(Recorded data)
= = = = = = =

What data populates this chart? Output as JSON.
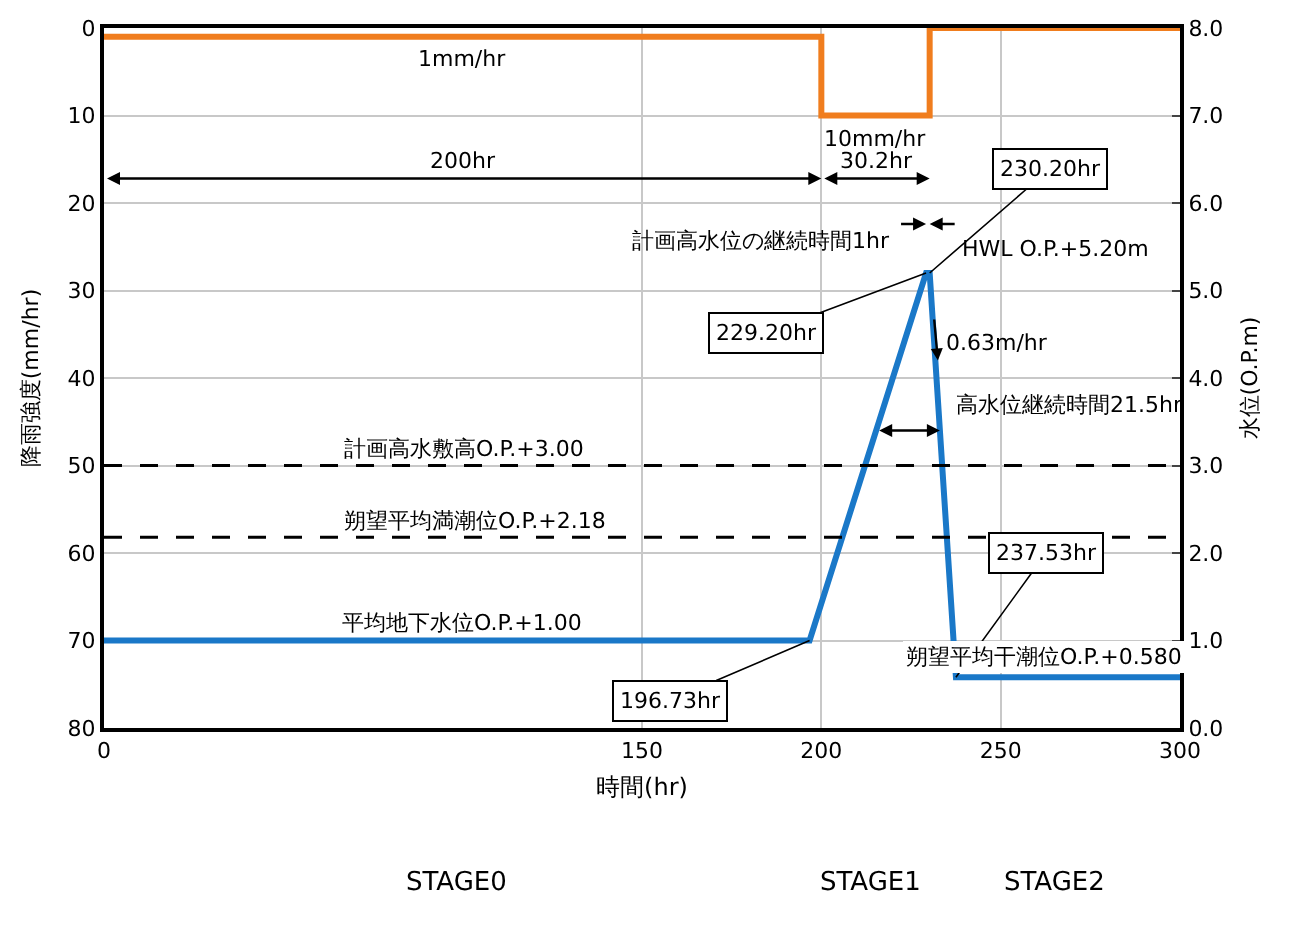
{
  "chart_data": {
    "type": "line",
    "xlabel": "時間(hr)",
    "ylabel": "降雨強度(mm/hr)",
    "y2label": "水位(O.P.m)",
    "xlim": [
      0,
      300
    ],
    "xticks": [
      0,
      150,
      200,
      250,
      300
    ],
    "ylim": [
      80,
      0
    ],
    "yticks": [
      0,
      10,
      20,
      30,
      40,
      50,
      60,
      70,
      80
    ],
    "y2lim": [
      0,
      8
    ],
    "y2ticks": [
      {
        "value": 0,
        "label": "0.0"
      },
      {
        "value": 1,
        "label": "1.0"
      },
      {
        "value": 2,
        "label": "2.0"
      },
      {
        "value": 3,
        "label": "3.0"
      },
      {
        "value": 4,
        "label": "4.0"
      },
      {
        "value": 5,
        "label": "5.0"
      },
      {
        "value": 6,
        "label": "6.0"
      },
      {
        "value": 7,
        "label": "7.0"
      },
      {
        "value": 8,
        "label": "8.0"
      }
    ],
    "series": [
      {
        "type": "step",
        "color": "#f07d1e",
        "x": [
          0,
          200,
          230.2,
          300
        ],
        "values": [
          1,
          10,
          0,
          0
        ]
      },
      {
        "type": "line",
        "axis": "y2",
        "color": "#1a78c8",
        "x": [
          0,
          196.73,
          229.2,
          230.2,
          237.53,
          300
        ],
        "values": [
          1.0,
          1.0,
          5.2,
          5.2,
          0.58,
          0.58
        ]
      }
    ],
    "ref_lines": [
      {
        "axis": "y2",
        "value": 3.0,
        "label": "計画高水敷高O.P.+3.00",
        "line_style": "dashed",
        "color": "#000000"
      },
      {
        "axis": "y2",
        "value": 2.18,
        "label": "朔望平均満潮位O.P.+2.18",
        "line_style": "dashed",
        "color": "#000000"
      }
    ],
    "annotations": [
      {
        "text": "1mm/hr",
        "x": 100,
        "y": 1
      },
      {
        "text": "10mm/hr",
        "x": 215.1,
        "y": 10
      },
      "200hr",
      "30.2hr",
      "計画高水位の継続時間1hr",
      {
        "text": "229.20hr",
        "x": 229.2,
        "y": 28
      },
      {
        "text": "230.20hr",
        "x": 230.2,
        "y": 28
      },
      {
        "text": "HWL O.P.+5.20m",
        "x": 230.2,
        "y": 28
      },
      {
        "text": "0.63m/hr",
        "x": 232.5,
        "y": 38
      },
      {
        "text": "高水位継続時間21.5hr",
        "x": 233.06,
        "y": 46
      },
      {
        "text": "平均地下水位O.P.+1.00",
        "x": 100,
        "y": 70
      },
      {
        "text": "196.73hr",
        "x": 196.73,
        "y": 70
      },
      {
        "text": "237.53hr",
        "x": 237.53,
        "y": 74.2
      },
      {
        "text": "朔望平均干潮位O.P.+0.580",
        "x": 262,
        "y": 74.2
      },
      "STAGE0",
      "STAGE1",
      "STAGE2"
    ],
    "grid": true,
    "marker": "none"
  }
}
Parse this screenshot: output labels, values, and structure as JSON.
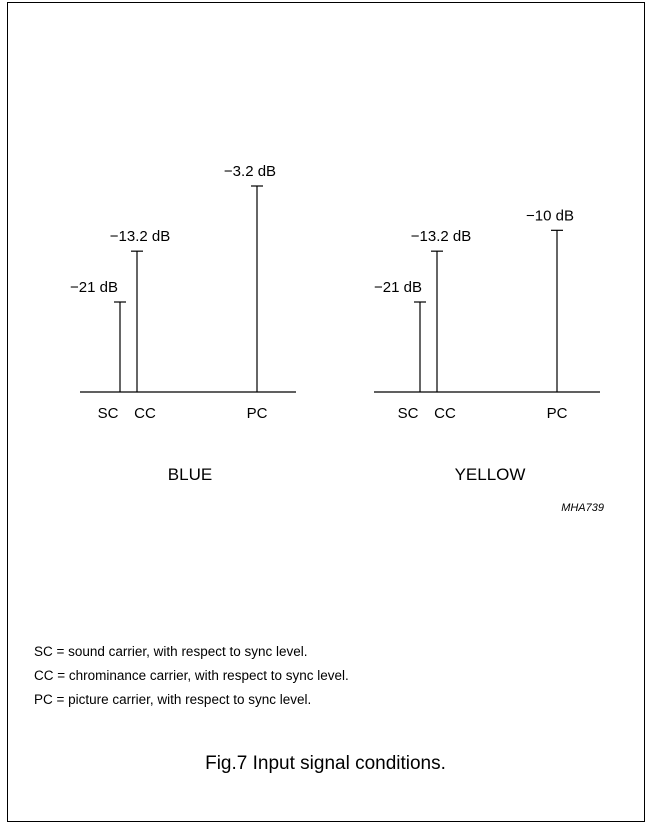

= = = = = = =

**EXERCISE GOAL:** Repeat the lines above exactly, and keep every picture out.

**SOLUTION TO THE EXERCISE:**
What data populates this chart? Output as JSON.
{
  "chart_data": {
    "type": "line",
    "xlabel": "時間(hr)",
    "ylabel": "降雨強度(mm/hr)",
    "y2label": "水位(O.P.m)",
    "xlim": [
      0,
      300
    ],
    "xticks": [
      0,
      150,
      200,
      250,
      300
    ],
    "ylim": [
      80,
      0
    ],
    "yticks": [
      0,
      10,
      20,
      30,
      40,
      50,
      60,
      70,
      80
    ],
    "y2lim": [
      0,
      8
    ],
    "y2ticks": [
      {
        "value": 0,
        "label": "0.0"
      },
      {
        "value": 1,
        "label": "1.0"
      },
      {
        "value": 2,
        "label": "2.0"
      },
      {
        "value": 3,
        "label": "3.0"
      },
      {
        "value": 4,
        "label": "4.0"
      },
      {
        "value": 5,
        "label": "5.0"
      },
      {
        "value": 6,
        "label": "6.0"
      },
      {
        "value": 7,
        "label": "7.0"
      },
      {
        "value": 8,
        "label": "8.0"
      }
    ],
    "series": [
      {
        "type": "step",
        "color": "#f07d1e",
        "x": [
          0,
          200,
          230.2,
          300
        ],
        "values": [
          1,
          10,
          0,
          0
        ]
      },
      {
        "type": "line",
        "axis": "y2",
        "color": "#1a78c8",
        "x": [
          0,
          196.73,
          229.2,
          230.2,
          237.53,
          300
        ],
        "values": [
          1.0,
          1.0,
          5.2,
          5.2,
          0.58,
          0.58
        ]
      }
    ],
    "ref_lines": [
      {
        "axis": "y2",
        "value": 3.0,
        "label": "計画高水敷高O.P.+3.00",
        "line_style": "dashed",
        "color": "#000000"
      },
      {
        "axis": "y2",
        "value": 2.18,
        "label": "朔望平均満潮位O.P.+2.18",
        "line_style": "dashed",
        "color": "#000000"
      }
    ],
    "annotations": [
      {
        "text": "1mm/hr",
        "x": 100,
        "y": 1
      },
      {
        "text": "10mm/hr",
        "x": 215.1,
        "y": 10
      },
      "200hr",
      "30.2hr",
      "計画高水位の継続時間1hr",
      {
        "text": "229.20hr",
        "x": 229.2,
        "y": 28
      },
      {
        "text": "230.20hr",
        "x": 230.2,
        "y": 28
      },
      {
        "text": "HWL O.P.+5.20m",
        "x": 230.2,
        "y": 28
      },
      {
        "text": "0.63m/hr",
        "x": 232.5,
        "y": 38
      },
      {
        "text": "高水位継続時間21.5hr",
        "x": 233.06,
        "y": 46
      },
      {
        "text": "平均地下水位O.P.+1.00",
        "x": 100,
        "y": 70
      },
      {
        "text": "196.73hr",
        "x": 196.73,
        "y": 70
      },
      {
        "text": "237.53hr",
        "x": 237.53,
        "y": 74.2
      },
      {
        "text": "朔望平均干潮位O.P.+0.580",
        "x": 262,
        "y": 74.2
      },
      "STAGE0",
      "STAGE1",
      "STAGE2"
    ],
    "grid": true,
    "marker": "none"
  }
}
Parse this screenshot: output labels, values, and structure as JSON.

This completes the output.